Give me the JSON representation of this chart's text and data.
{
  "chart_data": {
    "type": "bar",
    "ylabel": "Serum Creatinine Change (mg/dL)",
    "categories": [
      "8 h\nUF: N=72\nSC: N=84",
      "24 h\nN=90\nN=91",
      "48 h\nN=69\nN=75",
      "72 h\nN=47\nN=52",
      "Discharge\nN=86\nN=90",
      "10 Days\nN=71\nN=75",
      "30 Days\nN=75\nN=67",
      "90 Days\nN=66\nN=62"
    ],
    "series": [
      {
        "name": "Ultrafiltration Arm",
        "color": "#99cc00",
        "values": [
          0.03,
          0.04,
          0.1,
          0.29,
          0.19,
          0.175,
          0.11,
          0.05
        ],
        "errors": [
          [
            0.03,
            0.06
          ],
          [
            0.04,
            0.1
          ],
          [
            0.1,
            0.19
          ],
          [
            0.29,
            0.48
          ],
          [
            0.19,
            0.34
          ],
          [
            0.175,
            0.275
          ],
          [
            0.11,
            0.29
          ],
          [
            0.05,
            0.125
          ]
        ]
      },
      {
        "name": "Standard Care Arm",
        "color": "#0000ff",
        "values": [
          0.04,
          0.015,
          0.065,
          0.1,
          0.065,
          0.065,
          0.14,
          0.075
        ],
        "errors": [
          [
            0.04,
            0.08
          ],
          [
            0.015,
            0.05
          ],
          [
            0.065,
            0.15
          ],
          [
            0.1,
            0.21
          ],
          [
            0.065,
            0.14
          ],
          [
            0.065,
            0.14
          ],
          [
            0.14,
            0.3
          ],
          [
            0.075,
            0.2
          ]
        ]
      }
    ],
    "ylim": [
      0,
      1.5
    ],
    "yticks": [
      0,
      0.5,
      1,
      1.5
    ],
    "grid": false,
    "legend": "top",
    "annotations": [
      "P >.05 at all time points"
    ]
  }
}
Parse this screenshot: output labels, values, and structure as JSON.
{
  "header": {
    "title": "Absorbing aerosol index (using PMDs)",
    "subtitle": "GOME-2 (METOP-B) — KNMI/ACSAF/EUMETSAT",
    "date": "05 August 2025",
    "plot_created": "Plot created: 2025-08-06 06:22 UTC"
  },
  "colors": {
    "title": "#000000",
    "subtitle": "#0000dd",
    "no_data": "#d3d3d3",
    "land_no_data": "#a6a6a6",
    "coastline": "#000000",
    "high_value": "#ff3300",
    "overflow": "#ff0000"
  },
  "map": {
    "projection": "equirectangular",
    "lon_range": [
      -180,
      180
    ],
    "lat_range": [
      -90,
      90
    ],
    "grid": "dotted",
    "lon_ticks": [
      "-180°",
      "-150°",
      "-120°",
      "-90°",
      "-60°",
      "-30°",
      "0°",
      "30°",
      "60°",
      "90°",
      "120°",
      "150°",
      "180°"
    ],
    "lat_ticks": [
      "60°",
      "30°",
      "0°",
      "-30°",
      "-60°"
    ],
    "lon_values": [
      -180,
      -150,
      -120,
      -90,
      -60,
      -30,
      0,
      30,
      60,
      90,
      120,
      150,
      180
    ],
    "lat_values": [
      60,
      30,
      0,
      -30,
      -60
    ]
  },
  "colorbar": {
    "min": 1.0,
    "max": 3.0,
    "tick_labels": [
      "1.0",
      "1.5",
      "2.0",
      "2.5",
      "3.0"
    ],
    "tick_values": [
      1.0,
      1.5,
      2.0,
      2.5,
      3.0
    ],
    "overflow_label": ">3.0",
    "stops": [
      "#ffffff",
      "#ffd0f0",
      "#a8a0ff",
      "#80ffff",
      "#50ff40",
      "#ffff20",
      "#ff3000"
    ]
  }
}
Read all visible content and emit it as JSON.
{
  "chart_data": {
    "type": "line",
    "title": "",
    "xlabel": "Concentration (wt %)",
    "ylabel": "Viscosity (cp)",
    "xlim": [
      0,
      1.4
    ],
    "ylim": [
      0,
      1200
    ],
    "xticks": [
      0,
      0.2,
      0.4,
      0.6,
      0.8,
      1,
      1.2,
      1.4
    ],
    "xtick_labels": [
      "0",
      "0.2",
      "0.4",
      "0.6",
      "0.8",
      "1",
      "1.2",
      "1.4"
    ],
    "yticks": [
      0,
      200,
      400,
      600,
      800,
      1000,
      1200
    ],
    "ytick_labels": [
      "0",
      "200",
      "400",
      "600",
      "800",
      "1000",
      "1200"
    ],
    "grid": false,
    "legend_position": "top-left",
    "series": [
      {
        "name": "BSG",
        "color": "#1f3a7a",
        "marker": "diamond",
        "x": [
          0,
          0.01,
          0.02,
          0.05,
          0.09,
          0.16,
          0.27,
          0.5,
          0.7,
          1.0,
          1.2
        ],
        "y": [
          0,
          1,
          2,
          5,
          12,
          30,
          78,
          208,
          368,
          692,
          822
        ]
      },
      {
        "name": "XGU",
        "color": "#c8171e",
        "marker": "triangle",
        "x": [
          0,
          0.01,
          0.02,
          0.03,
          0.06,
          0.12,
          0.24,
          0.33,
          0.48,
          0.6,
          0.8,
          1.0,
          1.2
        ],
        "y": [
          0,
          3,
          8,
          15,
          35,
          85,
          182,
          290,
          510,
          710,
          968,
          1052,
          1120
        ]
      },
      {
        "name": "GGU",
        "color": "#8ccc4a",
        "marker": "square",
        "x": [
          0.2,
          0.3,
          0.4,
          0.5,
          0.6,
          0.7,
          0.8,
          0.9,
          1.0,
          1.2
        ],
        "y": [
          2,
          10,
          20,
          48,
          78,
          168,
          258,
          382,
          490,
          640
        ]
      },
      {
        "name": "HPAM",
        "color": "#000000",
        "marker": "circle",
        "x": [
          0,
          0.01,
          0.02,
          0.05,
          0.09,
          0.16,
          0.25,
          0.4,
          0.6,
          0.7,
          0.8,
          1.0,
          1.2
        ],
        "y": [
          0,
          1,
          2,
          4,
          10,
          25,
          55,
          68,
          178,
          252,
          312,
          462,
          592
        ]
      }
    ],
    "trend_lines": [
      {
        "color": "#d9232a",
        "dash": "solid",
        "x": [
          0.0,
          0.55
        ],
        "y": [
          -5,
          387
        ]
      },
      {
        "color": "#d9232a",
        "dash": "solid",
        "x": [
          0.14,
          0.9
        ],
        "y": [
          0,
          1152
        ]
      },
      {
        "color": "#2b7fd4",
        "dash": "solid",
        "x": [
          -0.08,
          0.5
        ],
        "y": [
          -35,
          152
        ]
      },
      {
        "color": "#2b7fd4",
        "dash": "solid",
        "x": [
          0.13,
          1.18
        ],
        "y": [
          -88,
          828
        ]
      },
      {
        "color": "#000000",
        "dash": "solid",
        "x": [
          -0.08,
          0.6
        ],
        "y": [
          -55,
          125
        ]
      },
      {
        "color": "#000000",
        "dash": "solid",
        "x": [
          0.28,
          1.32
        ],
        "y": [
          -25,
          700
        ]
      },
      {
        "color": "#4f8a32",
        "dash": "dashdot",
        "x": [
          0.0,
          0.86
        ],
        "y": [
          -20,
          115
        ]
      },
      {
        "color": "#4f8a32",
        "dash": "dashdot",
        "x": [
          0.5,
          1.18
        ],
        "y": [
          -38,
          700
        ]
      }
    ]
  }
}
........
Find how many lines of the listing include the string "subtitle" and give that number, nothing else.

Task result
2